**To do:**
From the entries below, copy every line where the string "with" appears.

Entries from a dataset
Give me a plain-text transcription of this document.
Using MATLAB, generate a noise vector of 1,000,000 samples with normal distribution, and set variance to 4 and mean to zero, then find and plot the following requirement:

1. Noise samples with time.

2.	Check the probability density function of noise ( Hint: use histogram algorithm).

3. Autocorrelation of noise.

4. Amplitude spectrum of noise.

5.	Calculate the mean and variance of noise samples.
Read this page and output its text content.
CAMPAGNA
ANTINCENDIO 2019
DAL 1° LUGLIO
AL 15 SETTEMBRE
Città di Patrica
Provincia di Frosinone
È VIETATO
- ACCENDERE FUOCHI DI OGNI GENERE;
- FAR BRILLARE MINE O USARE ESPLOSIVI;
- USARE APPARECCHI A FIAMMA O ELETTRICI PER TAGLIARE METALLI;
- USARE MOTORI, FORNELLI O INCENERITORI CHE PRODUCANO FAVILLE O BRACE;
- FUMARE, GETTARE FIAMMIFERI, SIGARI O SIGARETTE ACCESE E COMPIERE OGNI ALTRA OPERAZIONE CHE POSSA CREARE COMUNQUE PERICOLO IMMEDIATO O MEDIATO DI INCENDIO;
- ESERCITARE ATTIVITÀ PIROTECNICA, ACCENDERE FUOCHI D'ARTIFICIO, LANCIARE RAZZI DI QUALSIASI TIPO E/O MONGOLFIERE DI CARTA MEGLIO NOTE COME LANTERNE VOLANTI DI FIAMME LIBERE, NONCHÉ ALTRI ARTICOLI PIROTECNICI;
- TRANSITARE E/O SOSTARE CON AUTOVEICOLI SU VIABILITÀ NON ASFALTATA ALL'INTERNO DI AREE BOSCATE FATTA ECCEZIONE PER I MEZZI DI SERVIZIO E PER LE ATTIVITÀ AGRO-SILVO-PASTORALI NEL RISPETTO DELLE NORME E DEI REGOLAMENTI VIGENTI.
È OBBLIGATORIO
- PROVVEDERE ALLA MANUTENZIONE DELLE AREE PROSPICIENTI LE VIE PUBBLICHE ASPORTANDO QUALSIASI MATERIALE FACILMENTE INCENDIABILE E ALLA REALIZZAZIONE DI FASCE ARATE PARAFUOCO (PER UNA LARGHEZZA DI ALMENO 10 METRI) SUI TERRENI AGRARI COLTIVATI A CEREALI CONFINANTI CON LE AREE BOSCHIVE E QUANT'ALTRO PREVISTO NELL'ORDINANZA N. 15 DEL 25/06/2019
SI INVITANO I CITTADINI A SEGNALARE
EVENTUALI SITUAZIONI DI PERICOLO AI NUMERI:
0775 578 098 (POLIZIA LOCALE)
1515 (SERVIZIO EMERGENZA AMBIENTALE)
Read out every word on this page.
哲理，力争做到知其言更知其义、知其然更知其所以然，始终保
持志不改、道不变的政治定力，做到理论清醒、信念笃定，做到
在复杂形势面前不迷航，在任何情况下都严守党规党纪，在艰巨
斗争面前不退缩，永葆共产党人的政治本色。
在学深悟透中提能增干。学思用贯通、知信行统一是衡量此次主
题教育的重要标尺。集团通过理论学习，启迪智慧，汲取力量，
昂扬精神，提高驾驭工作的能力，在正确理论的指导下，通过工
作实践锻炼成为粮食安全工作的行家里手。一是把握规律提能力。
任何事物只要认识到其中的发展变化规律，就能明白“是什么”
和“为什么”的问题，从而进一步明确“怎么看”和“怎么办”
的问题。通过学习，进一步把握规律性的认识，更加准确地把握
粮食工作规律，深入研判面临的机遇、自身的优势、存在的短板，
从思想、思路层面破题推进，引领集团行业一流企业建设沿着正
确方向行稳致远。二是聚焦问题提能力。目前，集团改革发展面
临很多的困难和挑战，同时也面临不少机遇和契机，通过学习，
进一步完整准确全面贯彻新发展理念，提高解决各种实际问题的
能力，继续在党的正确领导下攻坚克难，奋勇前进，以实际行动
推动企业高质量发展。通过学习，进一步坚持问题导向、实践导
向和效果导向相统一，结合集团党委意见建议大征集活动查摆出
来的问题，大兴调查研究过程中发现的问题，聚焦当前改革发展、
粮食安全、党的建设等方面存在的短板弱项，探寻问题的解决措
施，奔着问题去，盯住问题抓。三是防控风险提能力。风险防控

**Response to the task:**
Using MATLAB, generate a noise vector of 1,000,000 samples with normal distribution, and set variance to 4 and mean to zero, then find and plot the following requirement:
1. Noise samples with time.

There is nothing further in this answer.